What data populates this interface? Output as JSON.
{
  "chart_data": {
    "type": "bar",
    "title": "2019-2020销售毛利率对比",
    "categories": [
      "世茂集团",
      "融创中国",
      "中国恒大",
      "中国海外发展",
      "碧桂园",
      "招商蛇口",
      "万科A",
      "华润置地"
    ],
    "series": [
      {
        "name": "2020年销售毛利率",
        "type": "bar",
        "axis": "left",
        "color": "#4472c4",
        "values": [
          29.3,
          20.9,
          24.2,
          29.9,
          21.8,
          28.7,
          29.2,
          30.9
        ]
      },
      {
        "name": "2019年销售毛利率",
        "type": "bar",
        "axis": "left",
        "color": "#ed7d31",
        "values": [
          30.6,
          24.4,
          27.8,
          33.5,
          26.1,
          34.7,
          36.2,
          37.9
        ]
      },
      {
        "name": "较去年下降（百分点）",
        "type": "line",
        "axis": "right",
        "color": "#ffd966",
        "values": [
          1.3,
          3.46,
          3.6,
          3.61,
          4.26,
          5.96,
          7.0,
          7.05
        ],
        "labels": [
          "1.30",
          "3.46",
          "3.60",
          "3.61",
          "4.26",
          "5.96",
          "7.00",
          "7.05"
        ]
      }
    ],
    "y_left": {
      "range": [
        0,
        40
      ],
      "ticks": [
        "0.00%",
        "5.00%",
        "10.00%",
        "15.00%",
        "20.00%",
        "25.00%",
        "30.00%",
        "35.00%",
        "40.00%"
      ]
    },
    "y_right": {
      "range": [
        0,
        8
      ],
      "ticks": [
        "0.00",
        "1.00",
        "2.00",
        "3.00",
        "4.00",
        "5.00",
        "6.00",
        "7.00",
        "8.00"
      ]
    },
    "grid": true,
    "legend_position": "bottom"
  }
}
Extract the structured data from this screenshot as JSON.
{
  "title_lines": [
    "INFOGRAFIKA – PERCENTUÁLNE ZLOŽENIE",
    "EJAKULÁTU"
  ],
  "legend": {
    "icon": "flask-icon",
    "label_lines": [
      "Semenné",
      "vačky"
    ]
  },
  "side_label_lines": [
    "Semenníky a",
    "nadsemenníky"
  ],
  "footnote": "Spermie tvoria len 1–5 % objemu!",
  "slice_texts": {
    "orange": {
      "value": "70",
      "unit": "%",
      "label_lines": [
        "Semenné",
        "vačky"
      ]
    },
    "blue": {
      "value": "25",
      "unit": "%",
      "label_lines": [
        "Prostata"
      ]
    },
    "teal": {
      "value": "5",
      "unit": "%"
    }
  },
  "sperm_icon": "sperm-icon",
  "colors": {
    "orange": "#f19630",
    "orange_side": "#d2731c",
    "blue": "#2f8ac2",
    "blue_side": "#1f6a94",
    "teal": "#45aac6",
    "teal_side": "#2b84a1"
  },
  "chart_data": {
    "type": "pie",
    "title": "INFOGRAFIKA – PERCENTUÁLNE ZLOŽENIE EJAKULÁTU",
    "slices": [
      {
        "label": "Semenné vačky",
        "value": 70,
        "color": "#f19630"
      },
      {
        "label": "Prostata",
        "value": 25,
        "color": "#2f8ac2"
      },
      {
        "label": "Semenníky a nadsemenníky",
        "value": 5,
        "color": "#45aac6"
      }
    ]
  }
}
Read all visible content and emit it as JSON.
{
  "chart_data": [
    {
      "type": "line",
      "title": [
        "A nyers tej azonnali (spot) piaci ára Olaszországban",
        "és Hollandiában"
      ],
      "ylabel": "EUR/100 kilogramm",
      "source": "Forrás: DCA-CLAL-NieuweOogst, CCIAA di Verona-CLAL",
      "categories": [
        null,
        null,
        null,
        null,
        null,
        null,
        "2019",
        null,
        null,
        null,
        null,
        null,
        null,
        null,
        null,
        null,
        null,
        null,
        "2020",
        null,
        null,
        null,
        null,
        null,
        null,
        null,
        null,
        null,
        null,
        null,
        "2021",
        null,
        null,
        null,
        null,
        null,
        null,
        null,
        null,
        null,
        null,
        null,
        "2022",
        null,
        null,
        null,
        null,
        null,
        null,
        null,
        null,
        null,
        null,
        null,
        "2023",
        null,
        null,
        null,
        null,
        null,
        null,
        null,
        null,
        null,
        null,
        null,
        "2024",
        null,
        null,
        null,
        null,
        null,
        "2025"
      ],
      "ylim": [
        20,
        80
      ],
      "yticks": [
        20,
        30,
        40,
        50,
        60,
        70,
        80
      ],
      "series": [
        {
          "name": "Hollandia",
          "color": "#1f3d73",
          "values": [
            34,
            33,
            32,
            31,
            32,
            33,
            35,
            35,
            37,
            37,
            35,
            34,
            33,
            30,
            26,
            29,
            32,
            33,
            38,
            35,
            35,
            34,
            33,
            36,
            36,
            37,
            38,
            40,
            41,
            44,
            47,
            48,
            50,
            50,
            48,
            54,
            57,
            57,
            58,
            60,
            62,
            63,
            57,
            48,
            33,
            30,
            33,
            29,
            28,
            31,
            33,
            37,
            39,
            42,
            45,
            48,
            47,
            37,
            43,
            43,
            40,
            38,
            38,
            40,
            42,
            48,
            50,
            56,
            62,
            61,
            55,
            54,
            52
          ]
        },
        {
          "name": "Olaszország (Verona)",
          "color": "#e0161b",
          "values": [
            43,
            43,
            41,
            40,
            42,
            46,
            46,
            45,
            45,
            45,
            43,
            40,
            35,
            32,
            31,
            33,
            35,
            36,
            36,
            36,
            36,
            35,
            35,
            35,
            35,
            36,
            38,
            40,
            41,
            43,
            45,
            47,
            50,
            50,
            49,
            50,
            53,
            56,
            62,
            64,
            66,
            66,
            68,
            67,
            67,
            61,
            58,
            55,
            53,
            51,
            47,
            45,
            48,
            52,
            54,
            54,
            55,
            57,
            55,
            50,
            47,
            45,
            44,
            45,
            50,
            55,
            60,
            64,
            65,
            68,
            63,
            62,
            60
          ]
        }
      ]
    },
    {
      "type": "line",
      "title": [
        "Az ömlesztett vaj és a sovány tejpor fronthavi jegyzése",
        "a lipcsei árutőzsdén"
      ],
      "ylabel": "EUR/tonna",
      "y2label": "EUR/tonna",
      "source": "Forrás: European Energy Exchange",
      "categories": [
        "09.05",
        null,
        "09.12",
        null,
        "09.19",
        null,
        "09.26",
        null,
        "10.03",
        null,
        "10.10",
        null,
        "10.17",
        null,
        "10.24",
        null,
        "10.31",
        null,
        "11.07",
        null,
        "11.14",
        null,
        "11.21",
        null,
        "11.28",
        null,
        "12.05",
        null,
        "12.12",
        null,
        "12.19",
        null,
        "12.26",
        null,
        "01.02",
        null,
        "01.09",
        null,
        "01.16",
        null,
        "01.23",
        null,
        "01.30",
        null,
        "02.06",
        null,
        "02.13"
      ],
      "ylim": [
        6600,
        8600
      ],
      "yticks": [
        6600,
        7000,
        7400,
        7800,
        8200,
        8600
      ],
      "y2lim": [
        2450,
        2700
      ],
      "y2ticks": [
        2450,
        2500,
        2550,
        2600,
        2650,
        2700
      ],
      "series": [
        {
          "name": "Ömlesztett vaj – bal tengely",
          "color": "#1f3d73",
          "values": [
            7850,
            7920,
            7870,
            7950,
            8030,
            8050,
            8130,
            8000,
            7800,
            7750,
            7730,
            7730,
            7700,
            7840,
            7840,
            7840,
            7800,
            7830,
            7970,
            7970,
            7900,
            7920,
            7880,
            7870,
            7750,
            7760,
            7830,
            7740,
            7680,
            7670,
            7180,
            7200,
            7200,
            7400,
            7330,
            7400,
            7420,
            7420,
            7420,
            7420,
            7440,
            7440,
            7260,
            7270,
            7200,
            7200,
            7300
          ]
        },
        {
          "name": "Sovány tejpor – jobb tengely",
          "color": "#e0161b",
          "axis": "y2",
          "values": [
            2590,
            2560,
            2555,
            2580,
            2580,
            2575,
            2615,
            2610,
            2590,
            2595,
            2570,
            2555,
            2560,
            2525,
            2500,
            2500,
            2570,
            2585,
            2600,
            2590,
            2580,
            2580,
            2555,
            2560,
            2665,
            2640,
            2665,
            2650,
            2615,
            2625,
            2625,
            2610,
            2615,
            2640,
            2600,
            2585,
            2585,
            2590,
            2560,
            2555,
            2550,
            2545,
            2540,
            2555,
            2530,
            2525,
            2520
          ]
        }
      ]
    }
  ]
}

— GIVEN REQUEST —
Return the lines of the records that include the string "Verona".

— ANSWER TO THIS PROBLEM —
      "source": "Forrás: DCA-CLAL-NieuweOogst, CCIAA di Verona-CLAL",
          "name": "Olaszország (Verona)",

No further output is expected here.